What the task requires: Please put the material into a Markdown table with the columns Row and Line, starting at the first line and ending at the line that contains "553, 785, 619]", both included. Give each line its own numbered row and leave out blank lines.
====== Excerpted data
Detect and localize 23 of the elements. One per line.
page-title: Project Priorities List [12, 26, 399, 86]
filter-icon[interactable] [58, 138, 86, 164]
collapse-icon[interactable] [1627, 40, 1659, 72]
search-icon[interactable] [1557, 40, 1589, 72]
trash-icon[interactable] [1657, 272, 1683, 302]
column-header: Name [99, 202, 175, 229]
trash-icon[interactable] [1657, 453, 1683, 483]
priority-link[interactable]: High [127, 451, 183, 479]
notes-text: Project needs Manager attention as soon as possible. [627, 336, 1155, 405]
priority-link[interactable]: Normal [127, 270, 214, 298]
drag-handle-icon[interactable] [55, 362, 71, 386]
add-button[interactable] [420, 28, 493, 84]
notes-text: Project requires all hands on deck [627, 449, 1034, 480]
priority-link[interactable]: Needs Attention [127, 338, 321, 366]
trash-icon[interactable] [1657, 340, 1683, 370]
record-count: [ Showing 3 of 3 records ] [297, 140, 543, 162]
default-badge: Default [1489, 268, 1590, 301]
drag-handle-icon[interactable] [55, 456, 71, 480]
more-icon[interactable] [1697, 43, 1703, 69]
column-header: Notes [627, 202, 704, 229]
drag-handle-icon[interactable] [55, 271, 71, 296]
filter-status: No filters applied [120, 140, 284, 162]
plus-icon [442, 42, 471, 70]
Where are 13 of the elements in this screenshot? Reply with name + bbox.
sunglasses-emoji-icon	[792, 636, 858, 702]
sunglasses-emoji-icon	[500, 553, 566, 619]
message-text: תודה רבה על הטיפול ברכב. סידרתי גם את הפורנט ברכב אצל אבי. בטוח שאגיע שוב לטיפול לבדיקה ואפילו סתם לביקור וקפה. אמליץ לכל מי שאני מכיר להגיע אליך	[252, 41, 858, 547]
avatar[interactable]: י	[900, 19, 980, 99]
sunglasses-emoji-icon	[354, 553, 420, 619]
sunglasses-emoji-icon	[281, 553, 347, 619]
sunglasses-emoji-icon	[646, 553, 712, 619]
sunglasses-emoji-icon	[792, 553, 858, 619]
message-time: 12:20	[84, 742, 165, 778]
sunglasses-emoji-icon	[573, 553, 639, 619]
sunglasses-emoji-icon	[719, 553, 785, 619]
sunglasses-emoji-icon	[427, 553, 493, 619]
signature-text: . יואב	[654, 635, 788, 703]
============
Expected answer:
| Row | Line |
|---|---|
| 1 | Detect and localize 23 of the elements. One per line. |
| 2 | page-title: Project Priorities List [12, 26, 399, 86] |
| 3 | filter-icon[interactable] [58, 138, 86, 164] |
| 4 | collapse-icon[interactable] [1627, 40, 1659, 72] |
| 5 | search-icon[interactable] [1557, 40, 1589, 72] |
| 6 | trash-icon[interactable] [1657, 272, 1683, 302] |
| 7 | column-header: Name [99, 202, 175, 229] |
| 8 | trash-icon[interactable] [1657, 453, 1683, 483] |
| 9 | priority-link[interactable]: High [127, 451, 183, 479] |
| 10 | notes-text: Project needs Manager attention as soon as possible. [627, 336, 1155, 405] |
| 11 | priority-link[interactable]: Normal [127, 270, 214, 298] |
| 12 | drag-handle-icon[interactable] [55, 362, 71, 386] |
| 13 | add-button[interactable] [420, 28, 493, 84] |
| 14 | notes-text: Project requires all hands on deck [627, 449, 1034, 480] |
| 15 | priority-link[interactable]: Needs Attention [127, 338, 321, 366] |
| 16 | trash-icon[interactable] [1657, 340, 1683, 370] |
| 17 | record-count: [ Showing 3 of 3 records ] [297, 140, 543, 162] |
| 18 | default-badge: Default [1489, 268, 1590, 301] |
| 19 | drag-handle-icon[interactable] [55, 456, 71, 480] |
| 20 | more-icon[interactable] [1697, 43, 1703, 69] |
| 21 | column-header: Notes [627, 202, 704, 229] |
| 22 | drag-handle-icon[interactable] [55, 271, 71, 296] |
| 23 | filter-status: No filters applied [120, 140, 284, 162] |
| 24 | plus-icon [442, 42, 471, 70] |
| 25 | Where are 13 of the elements in this screenshot? Reply with name + bbox. |
| 26 | sunglasses-emoji-icon	[792, 636, 858, 702] |
| 27 | sunglasses-emoji-icon	[500, 553, 566, 619] |
| 28 | message-text: תודה רבה על הטיפול ברכב. סידרתי גם את הפורנט ברכב אצל אבי. בטוח שאגיע שוב לטיפול לבדיקה ואפילו סתם לביקור וקפה. אמליץ לכל מי שאני מכיר להגיע אליך	[252, 41, 858, 547] |
| 29 | avatar[interactable]: י	[900, 19, 980, 99] |
| 30 | sunglasses-emoji-icon	[354, 553, 420, 619] |
| 31 | sunglasses-emoji-icon	[281, 553, 347, 619] |
| 32 | sunglasses-emoji-icon	[646, 553, 712, 619] |
| 33 | sunglasses-emoji-icon	[792, 553, 858, 619] |
| 34 | message-time: 12:20	[84, 742, 165, 778] |
| 35 | sunglasses-emoji-icon	[573, 553, 639, 619] |
| 36 | sunglasses-emoji-icon	[719, 553, 785, 619] |